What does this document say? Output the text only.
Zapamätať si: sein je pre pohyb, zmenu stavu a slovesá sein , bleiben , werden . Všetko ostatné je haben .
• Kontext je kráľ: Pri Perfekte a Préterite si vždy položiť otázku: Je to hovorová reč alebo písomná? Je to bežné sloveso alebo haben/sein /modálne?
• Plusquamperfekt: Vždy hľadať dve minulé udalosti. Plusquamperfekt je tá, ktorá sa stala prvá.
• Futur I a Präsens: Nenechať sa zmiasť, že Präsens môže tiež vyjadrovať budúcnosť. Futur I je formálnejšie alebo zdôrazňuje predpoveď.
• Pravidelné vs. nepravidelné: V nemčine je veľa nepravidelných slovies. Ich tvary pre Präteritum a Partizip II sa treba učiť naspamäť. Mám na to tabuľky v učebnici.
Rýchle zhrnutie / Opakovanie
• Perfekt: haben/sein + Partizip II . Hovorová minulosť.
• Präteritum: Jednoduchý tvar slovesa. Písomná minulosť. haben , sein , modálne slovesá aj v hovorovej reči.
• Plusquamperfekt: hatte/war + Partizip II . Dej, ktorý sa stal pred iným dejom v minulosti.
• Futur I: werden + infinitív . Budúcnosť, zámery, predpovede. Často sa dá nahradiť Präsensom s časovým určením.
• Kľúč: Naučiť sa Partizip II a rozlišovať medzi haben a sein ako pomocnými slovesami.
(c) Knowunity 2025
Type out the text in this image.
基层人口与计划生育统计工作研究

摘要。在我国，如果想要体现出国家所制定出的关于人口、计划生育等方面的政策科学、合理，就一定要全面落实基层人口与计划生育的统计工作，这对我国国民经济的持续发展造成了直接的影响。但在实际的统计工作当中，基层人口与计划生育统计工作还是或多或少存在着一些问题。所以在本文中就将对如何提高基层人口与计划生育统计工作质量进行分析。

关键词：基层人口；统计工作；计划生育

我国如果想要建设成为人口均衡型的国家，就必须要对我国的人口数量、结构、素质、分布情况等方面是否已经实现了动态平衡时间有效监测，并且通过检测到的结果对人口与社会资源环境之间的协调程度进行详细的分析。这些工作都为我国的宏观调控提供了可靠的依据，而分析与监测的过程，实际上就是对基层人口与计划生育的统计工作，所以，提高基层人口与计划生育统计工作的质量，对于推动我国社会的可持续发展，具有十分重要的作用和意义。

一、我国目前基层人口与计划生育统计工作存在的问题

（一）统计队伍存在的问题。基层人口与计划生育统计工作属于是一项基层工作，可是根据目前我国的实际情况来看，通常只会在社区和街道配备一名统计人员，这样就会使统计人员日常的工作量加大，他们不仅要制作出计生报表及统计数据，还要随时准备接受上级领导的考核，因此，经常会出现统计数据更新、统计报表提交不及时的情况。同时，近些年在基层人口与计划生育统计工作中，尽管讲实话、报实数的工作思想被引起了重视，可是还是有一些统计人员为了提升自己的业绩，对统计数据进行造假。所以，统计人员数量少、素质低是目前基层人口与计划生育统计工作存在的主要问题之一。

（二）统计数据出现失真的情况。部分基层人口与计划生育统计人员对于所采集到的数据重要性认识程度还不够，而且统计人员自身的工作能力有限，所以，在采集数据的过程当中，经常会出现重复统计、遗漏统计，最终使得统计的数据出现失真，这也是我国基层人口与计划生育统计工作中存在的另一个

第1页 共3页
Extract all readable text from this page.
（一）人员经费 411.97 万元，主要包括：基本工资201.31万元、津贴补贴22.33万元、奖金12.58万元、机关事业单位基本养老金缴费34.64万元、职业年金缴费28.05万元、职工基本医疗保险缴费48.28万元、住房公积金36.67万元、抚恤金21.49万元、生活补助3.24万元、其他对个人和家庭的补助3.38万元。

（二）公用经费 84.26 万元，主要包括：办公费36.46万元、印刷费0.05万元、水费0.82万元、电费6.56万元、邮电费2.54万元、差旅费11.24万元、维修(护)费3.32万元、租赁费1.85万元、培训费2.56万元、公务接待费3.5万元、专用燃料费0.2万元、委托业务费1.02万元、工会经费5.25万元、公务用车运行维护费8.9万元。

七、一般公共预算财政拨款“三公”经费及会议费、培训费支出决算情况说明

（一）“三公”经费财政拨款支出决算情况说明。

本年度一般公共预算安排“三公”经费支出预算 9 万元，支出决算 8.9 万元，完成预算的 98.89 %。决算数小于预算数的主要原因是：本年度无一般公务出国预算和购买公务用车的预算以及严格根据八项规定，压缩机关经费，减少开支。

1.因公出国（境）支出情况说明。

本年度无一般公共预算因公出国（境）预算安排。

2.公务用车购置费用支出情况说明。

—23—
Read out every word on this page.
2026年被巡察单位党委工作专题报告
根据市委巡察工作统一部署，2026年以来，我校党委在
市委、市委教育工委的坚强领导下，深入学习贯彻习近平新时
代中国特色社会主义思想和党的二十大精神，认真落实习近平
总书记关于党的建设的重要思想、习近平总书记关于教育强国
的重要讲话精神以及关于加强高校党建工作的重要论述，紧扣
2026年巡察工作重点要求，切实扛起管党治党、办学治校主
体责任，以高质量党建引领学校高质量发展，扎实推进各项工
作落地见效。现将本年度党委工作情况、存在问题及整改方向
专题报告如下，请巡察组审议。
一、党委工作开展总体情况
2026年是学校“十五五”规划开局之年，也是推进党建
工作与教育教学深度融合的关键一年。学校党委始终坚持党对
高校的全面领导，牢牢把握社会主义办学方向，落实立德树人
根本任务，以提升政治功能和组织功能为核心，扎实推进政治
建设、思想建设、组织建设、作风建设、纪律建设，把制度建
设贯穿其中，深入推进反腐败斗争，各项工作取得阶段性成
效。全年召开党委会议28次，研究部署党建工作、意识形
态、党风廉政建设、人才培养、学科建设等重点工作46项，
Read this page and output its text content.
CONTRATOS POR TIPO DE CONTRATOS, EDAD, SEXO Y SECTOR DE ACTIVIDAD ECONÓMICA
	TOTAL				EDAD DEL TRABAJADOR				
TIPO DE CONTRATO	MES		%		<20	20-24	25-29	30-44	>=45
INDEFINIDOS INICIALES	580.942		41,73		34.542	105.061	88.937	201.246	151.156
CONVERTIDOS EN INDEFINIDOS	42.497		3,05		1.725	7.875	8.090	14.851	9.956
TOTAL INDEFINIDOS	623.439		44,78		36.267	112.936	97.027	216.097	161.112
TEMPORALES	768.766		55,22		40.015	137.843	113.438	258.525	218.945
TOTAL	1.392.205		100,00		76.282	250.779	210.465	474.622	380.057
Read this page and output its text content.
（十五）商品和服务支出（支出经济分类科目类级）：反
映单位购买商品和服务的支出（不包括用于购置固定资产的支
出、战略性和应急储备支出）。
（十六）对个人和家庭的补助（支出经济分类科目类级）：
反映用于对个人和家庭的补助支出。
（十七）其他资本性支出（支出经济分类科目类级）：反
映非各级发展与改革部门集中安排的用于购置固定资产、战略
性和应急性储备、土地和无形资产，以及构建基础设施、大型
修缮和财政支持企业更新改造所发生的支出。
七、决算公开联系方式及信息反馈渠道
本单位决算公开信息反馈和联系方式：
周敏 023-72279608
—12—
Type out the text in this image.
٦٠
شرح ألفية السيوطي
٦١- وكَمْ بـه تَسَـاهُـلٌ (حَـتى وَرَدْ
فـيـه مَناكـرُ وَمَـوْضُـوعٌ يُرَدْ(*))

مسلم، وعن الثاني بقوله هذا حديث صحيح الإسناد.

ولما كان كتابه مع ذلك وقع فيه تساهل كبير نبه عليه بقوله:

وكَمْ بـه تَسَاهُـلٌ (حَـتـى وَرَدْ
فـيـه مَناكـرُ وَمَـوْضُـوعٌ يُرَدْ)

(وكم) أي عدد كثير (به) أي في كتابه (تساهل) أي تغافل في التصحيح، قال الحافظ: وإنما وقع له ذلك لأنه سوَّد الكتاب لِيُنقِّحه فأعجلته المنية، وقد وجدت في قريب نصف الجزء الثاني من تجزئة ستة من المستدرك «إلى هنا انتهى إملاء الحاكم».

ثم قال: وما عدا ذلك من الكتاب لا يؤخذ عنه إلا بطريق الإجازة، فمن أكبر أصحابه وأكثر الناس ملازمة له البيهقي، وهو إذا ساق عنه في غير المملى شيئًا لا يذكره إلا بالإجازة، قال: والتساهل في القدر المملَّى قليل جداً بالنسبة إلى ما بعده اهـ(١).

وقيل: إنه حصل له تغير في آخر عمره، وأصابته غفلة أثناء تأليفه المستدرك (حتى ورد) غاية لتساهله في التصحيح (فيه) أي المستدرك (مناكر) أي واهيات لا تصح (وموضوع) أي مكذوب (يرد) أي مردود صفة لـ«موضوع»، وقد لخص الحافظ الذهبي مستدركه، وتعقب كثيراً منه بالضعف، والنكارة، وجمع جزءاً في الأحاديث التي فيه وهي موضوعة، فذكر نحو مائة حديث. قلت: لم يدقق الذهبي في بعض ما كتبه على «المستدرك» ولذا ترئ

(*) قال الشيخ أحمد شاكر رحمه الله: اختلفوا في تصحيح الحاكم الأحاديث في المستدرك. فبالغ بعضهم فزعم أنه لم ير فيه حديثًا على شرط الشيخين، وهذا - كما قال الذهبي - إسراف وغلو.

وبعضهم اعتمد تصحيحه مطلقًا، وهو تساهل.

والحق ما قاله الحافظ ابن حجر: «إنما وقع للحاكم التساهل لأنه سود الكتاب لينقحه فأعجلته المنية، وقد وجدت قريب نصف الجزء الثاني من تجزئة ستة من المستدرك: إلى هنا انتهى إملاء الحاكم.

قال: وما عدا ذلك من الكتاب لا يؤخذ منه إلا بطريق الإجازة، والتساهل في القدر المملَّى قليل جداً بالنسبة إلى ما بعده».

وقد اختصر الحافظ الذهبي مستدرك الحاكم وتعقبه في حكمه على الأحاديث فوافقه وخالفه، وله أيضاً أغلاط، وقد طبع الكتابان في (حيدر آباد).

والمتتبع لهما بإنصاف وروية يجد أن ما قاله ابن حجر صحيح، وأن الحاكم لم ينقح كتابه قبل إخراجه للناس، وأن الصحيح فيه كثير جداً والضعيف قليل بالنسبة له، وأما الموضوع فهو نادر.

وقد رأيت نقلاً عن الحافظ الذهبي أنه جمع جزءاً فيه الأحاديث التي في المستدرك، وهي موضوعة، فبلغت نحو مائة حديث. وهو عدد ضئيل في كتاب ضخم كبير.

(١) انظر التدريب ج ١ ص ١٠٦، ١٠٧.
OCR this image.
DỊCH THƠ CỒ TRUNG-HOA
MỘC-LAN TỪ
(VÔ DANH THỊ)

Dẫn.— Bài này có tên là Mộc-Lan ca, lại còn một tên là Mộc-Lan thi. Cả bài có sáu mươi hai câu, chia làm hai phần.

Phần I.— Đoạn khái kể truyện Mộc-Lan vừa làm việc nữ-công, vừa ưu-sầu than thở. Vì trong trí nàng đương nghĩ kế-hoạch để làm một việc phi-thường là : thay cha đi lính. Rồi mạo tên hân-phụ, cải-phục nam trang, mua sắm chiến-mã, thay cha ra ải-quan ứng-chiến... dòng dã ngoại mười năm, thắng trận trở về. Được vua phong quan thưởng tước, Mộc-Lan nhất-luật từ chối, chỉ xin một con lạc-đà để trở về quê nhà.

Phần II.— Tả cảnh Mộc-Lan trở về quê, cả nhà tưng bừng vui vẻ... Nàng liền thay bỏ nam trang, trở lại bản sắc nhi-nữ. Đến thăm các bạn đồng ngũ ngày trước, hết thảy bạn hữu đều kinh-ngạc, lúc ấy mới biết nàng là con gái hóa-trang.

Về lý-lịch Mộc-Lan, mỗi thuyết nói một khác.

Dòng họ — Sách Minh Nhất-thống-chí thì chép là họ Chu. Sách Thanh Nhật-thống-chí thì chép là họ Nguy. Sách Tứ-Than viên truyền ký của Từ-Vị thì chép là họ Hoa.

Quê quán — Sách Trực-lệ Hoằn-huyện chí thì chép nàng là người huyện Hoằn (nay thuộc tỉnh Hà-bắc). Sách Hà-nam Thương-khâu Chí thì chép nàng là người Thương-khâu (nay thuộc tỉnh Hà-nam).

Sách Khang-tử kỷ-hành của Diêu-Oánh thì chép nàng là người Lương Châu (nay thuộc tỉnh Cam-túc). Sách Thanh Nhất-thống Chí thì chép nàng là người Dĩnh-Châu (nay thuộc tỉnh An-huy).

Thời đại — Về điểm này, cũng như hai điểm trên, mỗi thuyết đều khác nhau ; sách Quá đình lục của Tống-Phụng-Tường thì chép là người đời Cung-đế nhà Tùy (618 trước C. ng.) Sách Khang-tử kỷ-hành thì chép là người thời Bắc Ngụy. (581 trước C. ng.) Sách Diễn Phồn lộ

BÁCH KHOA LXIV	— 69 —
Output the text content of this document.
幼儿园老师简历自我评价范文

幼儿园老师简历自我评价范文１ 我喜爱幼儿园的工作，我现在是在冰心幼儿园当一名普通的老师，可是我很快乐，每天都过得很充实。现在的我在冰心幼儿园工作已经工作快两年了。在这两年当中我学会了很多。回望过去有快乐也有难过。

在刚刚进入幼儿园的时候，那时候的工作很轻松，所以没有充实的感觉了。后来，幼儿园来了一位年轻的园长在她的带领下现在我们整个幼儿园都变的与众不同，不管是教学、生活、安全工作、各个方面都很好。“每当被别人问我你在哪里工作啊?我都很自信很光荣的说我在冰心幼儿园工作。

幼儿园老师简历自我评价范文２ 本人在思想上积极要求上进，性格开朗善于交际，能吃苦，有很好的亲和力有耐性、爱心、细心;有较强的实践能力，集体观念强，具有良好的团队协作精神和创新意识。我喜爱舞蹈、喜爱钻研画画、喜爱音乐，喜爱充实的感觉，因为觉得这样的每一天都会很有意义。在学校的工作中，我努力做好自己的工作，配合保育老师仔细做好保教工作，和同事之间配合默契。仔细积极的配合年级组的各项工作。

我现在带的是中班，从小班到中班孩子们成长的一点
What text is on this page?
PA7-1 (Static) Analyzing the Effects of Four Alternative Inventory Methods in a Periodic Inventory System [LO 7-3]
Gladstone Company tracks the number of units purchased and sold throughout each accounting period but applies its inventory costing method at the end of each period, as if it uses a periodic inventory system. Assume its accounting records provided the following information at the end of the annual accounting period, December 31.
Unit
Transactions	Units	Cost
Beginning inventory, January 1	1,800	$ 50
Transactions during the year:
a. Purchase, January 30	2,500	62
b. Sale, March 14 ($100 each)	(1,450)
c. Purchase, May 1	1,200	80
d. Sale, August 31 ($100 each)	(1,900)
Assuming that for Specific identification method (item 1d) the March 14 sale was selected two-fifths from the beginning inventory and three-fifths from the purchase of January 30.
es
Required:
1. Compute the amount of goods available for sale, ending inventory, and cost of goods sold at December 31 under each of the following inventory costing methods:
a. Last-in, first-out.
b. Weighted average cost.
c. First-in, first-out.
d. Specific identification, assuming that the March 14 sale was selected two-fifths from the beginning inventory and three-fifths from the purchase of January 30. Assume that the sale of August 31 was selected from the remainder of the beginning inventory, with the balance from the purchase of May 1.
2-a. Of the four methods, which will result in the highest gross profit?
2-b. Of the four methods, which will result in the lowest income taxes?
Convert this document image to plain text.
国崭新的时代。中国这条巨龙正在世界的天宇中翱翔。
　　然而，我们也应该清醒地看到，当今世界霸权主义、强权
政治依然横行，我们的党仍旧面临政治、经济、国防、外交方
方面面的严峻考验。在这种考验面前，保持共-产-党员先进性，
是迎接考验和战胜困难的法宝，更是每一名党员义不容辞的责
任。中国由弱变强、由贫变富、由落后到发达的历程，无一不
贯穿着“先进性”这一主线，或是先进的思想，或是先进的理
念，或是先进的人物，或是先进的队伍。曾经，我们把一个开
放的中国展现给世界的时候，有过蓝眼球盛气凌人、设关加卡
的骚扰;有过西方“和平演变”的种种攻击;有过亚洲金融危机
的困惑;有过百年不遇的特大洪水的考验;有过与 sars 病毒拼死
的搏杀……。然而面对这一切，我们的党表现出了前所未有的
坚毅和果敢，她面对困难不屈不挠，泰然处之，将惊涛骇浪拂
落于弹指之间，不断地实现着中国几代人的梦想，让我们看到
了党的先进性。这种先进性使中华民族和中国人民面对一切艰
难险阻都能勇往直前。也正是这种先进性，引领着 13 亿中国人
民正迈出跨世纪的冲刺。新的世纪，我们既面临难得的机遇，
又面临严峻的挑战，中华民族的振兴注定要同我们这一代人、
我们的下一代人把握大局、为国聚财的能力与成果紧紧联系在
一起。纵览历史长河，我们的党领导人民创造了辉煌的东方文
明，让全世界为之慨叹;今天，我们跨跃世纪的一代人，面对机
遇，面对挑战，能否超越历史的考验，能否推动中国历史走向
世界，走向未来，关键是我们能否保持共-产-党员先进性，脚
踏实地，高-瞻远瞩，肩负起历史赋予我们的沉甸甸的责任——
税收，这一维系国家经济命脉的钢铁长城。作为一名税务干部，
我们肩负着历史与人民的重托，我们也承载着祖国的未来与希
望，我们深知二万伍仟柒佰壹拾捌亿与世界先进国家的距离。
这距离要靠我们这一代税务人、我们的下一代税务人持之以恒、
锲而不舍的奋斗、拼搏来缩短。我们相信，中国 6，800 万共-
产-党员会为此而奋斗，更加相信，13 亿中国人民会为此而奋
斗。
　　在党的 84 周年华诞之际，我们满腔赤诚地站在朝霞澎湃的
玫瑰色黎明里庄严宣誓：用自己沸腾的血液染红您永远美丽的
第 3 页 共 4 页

TASK INSTRUCTIONS: Pick out every line above that contains the word "Sách" and copy it.

SOLUTION BELOW:
Dòng họ — Sách Minh Nhất-thống-chí thì chép là họ Chu. Sách Thanh Nhật-thống-chí thì chép là họ Nguy. Sách Tứ-Than viên truyền ký của Từ-Vị thì chép là họ Hoa.
Quê quán — Sách Trực-lệ Hoằn-huyện chí thì chép nàng là người huyện Hoằn (nay thuộc tỉnh Hà-bắc). Sách Hà-nam Thương-khâu Chí thì chép nàng là người Thương-khâu (nay thuộc tỉnh Hà-nam).
Sách Khang-tử kỷ-hành của Diêu-Oánh thì chép nàng là người Lương Châu (nay thuộc tỉnh Cam-túc). Sách Thanh Nhất-thống Chí thì chép nàng là người Dĩnh-Châu (nay thuộc tỉnh An-huy).
Thời đại — Về điểm này, cũng như hai điểm trên, mỗi thuyết đều khác nhau ; sách Quá đình lục của Tống-Phụng-Tường thì chép là người đời Cung-đế nhà Tùy (618 trước C. ng.) Sách Khang-tử kỷ-hành thì chép là người thời Bắc Ngụy. (581 trước C. ng.) Sách Diễn Phồn lộ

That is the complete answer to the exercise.